Exercise:
Every record should be written out exactly, please.

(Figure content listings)
Begin

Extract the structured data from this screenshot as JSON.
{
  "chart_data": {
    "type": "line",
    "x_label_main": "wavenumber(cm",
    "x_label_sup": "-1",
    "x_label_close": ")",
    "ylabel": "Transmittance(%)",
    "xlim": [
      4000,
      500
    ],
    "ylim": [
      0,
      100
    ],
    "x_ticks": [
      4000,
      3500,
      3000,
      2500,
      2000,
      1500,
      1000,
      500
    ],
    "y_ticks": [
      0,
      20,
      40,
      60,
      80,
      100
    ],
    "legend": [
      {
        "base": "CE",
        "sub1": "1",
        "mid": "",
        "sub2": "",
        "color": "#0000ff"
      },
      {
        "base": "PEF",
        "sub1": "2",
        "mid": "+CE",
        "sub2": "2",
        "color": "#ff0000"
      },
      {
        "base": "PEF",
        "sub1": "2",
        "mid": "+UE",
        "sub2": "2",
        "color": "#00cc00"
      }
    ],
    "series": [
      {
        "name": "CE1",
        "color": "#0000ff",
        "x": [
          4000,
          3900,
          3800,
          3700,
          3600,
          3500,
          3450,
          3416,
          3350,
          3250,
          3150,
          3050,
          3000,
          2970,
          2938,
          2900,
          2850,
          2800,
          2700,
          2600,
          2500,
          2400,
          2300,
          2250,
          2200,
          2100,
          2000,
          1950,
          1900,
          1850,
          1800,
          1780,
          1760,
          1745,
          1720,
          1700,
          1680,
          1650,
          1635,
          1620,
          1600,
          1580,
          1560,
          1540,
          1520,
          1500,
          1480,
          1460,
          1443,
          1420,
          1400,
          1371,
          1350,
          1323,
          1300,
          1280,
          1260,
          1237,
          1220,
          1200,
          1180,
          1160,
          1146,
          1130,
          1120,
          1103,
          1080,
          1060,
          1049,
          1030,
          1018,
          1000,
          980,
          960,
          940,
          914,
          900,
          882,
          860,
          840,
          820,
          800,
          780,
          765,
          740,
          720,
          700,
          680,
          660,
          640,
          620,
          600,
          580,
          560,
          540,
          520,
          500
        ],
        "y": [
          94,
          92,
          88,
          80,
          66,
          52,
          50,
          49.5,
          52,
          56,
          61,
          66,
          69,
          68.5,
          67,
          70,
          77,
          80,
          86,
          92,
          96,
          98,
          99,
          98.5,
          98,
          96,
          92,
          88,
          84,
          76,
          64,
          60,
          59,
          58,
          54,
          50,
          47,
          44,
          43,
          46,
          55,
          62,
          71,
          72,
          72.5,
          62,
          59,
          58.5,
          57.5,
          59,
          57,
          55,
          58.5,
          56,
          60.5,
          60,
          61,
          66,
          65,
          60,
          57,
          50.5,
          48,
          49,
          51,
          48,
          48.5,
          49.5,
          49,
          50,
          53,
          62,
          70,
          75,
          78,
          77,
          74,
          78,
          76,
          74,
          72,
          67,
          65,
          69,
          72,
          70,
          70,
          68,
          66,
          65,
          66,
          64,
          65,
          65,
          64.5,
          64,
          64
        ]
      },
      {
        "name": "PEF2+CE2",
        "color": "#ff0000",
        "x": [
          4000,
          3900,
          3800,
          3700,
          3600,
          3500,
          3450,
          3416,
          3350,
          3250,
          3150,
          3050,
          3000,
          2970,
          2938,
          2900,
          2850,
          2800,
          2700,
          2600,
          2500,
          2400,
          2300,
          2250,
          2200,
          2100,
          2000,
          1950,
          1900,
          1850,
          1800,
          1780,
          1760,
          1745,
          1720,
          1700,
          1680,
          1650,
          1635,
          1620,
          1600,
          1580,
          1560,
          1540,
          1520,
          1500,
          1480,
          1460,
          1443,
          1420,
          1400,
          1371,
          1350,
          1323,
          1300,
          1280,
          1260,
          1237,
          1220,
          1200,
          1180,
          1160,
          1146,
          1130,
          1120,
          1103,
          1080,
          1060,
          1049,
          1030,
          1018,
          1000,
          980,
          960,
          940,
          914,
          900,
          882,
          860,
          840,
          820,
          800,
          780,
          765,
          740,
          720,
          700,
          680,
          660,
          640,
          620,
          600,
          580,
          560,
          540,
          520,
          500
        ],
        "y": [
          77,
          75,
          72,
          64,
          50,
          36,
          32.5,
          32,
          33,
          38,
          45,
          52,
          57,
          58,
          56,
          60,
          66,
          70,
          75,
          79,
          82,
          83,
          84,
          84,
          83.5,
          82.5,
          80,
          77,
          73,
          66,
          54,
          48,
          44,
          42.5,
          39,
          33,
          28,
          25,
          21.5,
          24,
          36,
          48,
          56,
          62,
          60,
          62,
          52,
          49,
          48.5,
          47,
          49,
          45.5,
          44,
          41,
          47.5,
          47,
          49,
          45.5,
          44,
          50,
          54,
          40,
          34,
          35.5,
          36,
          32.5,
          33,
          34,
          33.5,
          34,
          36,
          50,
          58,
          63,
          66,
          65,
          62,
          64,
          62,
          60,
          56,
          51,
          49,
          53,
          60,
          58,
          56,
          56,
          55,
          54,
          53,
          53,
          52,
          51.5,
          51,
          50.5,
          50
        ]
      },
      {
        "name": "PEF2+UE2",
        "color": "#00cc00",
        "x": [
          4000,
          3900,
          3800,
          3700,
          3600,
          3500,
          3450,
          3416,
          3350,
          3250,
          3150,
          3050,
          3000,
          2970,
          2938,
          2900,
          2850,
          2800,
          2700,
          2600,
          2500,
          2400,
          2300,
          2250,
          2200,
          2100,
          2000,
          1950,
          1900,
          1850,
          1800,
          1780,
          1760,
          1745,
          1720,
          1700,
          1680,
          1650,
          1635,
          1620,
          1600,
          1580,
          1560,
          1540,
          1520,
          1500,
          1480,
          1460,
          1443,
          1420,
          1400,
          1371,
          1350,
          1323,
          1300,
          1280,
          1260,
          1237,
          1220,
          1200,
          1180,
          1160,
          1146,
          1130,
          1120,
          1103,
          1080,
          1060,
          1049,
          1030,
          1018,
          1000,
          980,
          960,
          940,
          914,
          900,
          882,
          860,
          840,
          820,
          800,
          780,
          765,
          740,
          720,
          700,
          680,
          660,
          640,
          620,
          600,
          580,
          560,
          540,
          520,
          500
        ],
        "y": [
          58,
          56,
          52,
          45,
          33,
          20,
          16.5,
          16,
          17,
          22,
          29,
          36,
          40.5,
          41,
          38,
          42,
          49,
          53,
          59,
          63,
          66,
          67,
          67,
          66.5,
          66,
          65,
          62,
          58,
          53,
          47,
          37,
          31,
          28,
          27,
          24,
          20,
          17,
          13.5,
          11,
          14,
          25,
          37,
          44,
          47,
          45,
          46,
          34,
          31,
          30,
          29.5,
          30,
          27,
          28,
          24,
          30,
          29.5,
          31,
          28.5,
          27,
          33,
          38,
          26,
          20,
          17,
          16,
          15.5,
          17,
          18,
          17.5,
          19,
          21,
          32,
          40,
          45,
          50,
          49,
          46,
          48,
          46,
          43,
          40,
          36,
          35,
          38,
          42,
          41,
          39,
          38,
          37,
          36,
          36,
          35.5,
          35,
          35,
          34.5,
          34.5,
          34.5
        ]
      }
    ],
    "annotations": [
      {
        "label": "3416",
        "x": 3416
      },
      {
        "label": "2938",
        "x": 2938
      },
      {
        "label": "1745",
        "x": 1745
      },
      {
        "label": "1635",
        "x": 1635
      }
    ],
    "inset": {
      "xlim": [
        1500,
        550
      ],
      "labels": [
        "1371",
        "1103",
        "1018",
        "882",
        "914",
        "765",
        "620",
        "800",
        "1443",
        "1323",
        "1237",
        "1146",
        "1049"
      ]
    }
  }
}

End

Exercise solution:
Extract the structured data from this screenshot as JSON.
{
  "chart_data": {
    "type": "line",
    "x_label_main": "wavenumber(cm",
    "x_label_sup": "-1",
    "x_label_close": ")",
    "ylabel": "Transmittance(%)",
    "xlim": [
      4000,
      500
    ],
    "ylim": [
      0,
      100
    ],
    "x_ticks": [
      4000,
      3500,
      3000,
      2500,
      2000,
      1500,
      1000,
      500
    ],
    "y_ticks": [
      0,
      20,
      40,
      60,
      80,
      100
    ],
    "legend": [
      {
        "base": "CE",
        "sub1": "1",
        "mid": "",
        "sub2": "",
        "color": "#0000ff"
      },
      {
        "base": "PEF",
        "sub1": "2",
        "mid": "+CE",
        "sub2": "2",
        "color": "#ff0000"
      },
      {
        "base": "PEF",
        "sub1": "2",
        "mid": "+UE",
        "sub2": "2",
        "color": "#00cc00"
      }
    ],
    "series": [
      {
        "name": "CE1",
        "color": "#0000ff",
        "x": [
          4000,
          3900,
          3800,
          3700,
          3600,
          3500,
          3450,
          3416,
          3350,
          3250,
          3150,
          3050,
          3000,
          2970,
          2938,
          2900,
          2850,
          2800,
          2700,
          2600,
          2500,
          2400,
          2300,
          2250,
          2200,
          2100,
          2000,
          1950,
          1900,
          1850,
          1800,
          1780,
          1760,
          1745,
          1720,
          1700,
          1680,
          1650,
          1635,
          1620,
          1600,
          1580,
          1560,
          1540,
          1520,
          1500,
          1480,
          1460,
          1443,
          1420,
          1400,
          1371,
          1350,
          1323,
          1300,
          1280,
          1260,
          1237,
          1220,
          1200,
          1180,
          1160,
          1146,
          1130,
          1120,
          1103,
          1080,
          1060,
          1049,
          1030,
          1018,
          1000,
          980,
          960,
          940,
          914,
          900,
          882,
          860,
          840,
          820,
          800,
          780,
          765,
          740,
          720,
          700,
          680,
          660,
          640,
          620,
          600,
          580,
          560,
          540,
          520,
          500
        ],
        "y": [
          94,
          92,
          88,
          80,
          66,
          52,
          50,
          49.5,
          52,
          56,
          61,
          66,
          69,
          68.5,
          67,
          70,
          77,
          80,
          86,
          92,
          96,
          98,
          99,
          98.5,
          98,
          96,
          92,
          88,
          84,
          76,
          64,
          60,
          59,
          58,
          54,
          50,
          47,
          44,
          43,
          46,
          55,
          62,
          71,
          72,
          72.5,
          62,
          59,
          58.5,
          57.5,
          59,
          57,
          55,
          58.5,
          56,
          60.5,
          60,
          61,
          66,
          65,
          60,
          57,
          50.5,
          48,
          49,
          51,
          48,
          48.5,
          49.5,
          49,
          50,
          53,
          62,
          70,
          75,
          78,
          77,
          74,
          78,
          76,
          74,
          72,
          67,
          65,
          69,
          72,
          70,
          70,
          68,
          66,
          65,
          66,
          64,
          65,
          65,
          64.5,
          64,
          64
        ]
      },
      {
        "name": "PEF2+CE2",
        "color": "#ff0000",
        "x": [
          4000,
          3900,
          3800,
          3700,
          3600,
          3500,
          3450,
          3416,
          3350,
          3250,
          3150,
          3050,
          3000,
          2970,
          2938,
          2900,
          2850,
          2800,
          2700,
          2600,
          2500,
          2400,
          2300,
          2250,
          2200,
          2100,
          2000,
          1950,
          1900,
          1850,
          1800,
          1780,
          1760,
          1745,
          1720,
          1700,
          1680,
          1650,
          1635,
          1620,
          1600,
          1580,
          1560,
          1540,
          1520,
          1500,
          1480,
          1460,
          1443,
          1420,
          1400,
          1371,
          1350,
          1323,
          1300,
          1280,
          1260,
          1237,
          1220,
          1200,
          1180,
          1160,
          1146,
          1130,
          1120,
          1103,
          1080,
          1060,
          1049,
          1030,
          1018,
          1000,
          980,
          960,
          940,
          914,
          900,
          882,
          860,
          840,
          820,
          800,
          780,
          765,
          740,
          720,
          700,
          680,
          660,
          640,
          620,
          600,
          580,
          560,
          540,
          520,
          500
        ],
        "y": [
          77,
          75,
          72,
          64,
          50,
          36,
          32.5,
          32,
          33,
          38,
          45,
          52,
          57,
          58,
          56,
          60,
          66,
          70,
          75,
          79,
          82,
          83,
          84,
          84,
          83.5,
          82.5,
          80,
          77,
          73,
          66,
          54,
          48,
          44,
          42.5,
          39,
          33,
          28,
          25,
          21.5,
          24,
          36,
          48,
          56,
          62,
          60,
          62,
          52,
          49,
          48.5,
          47,
          49,
          45.5,
          44,
          41,
          47.5,
          47,
          49,
          45.5,
          44,
          50,
          54,
          40,
          34,
          35.5,
          36,
          32.5,
          33,
          34,
          33.5,
          34,
          36,
          50,
          58,
          63,
          66,
          65,
          62,
          64,
          62,
          60,
          56,
          51,
          49,
          53,
          60,
          58,
          56,
          56,
          55,
          54,
          53,
          53,
          52,
          51.5,
          51,
          50.5,
          50
        ]
      },
      {
        "name": "PEF2+UE2",
        "color": "#00cc00",
        "x": [
          4000,
          3900,
          3800,
          3700,
          3600,
          3500,
          3450,
          3416,
          3350,
          3250,
          3150,
          3050,
          3000,
          2970,
          2938,
          2900,
          2850,
          2800,
          2700,
          2600,
          2500,
          2400,
          2300,
          2250,
          2200,
          2100,
          2000,
          1950,
          1900,
          1850,
          1800,
          1780,
          1760,
          1745,
          1720,
          1700,
          1680,
          1650,
          1635,
          1620,
          1600,
          1580,
          1560,
          1540,
          1520,
          1500,
          1480,
          1460,
          1443,
          1420,
          1400,
          1371,
          1350,
          1323,
          1300,
          1280,
          1260,
          1237,
          1220,
          1200,
          1180,
          1160,
          1146,
          1130,
          1120,
          1103,
          1080,
          1060,
          1049,
          1030,
          1018,
          1000,
          980,
          960,
          940,
          914,
          900,
          882,
          860,
          840,
          820,
          800,
          780,
          765,
          740,
          720,
          700,
          680,
          660,
          640,
          620,
          600,
          580,
          560,
          540,
          520,
          500
        ],
        "y": [
          58,
          56,
          52,
          45,
          33,
          20,
          16.5,
          16,
          17,
          22,
          29,
          36,
          40.5,
          41,
          38,
          42,
          49,
          53,
          59,
          63,
          66,
          67,
          67,
          66.5,
          66,
          65,
          62,
          58,
          53,
          47,
          37,
          31,
          28,
          27,
          24,
          20,
          17,
          13.5,
          11,
          14,
          25,
          37,
          44,
          47,
          45,
          46,
          34,
          31,
          30,
          29.5,
          30,
          27,
          28,
          24,
          30,
          29.5,
          31,
          28.5,
          27,
          33,
          38,
          26,
          20,
          17,
          16,
          15.5,
          17,
          18,
          17.5,
          19,
          21,
          32,
          40,
          45,
          50,
          49,
          46,
          48,
          46,
          43,
          40,
          36,
          35,
          38,
          42,
          41,
          39,
          38,
          37,
          36,
          36,
          35.5,
          35,
          35,
          34.5,
          34.5,
          34.5
        ]
      }
    ],
    "annotations": [
      {
        "label": "3416",
        "x": 3416
      },
      {
        "label": "2938",
        "x": 2938
      },
      {
        "label": "1745",
        "x": 1745
      },
      {
        "label": "1635",
        "x": 1635
      }
    ],
    "inset": {
      "xlim": [
        1500,
        550
      ],
      "labels": [
        "1371",
        "1103",
        "1018",
        "882",
        "914",
        "765",
        "620",
        "800",
        "1443",
        "1323",
        "1237",
        "1146",
        "1049"
      ]
    }
  }
}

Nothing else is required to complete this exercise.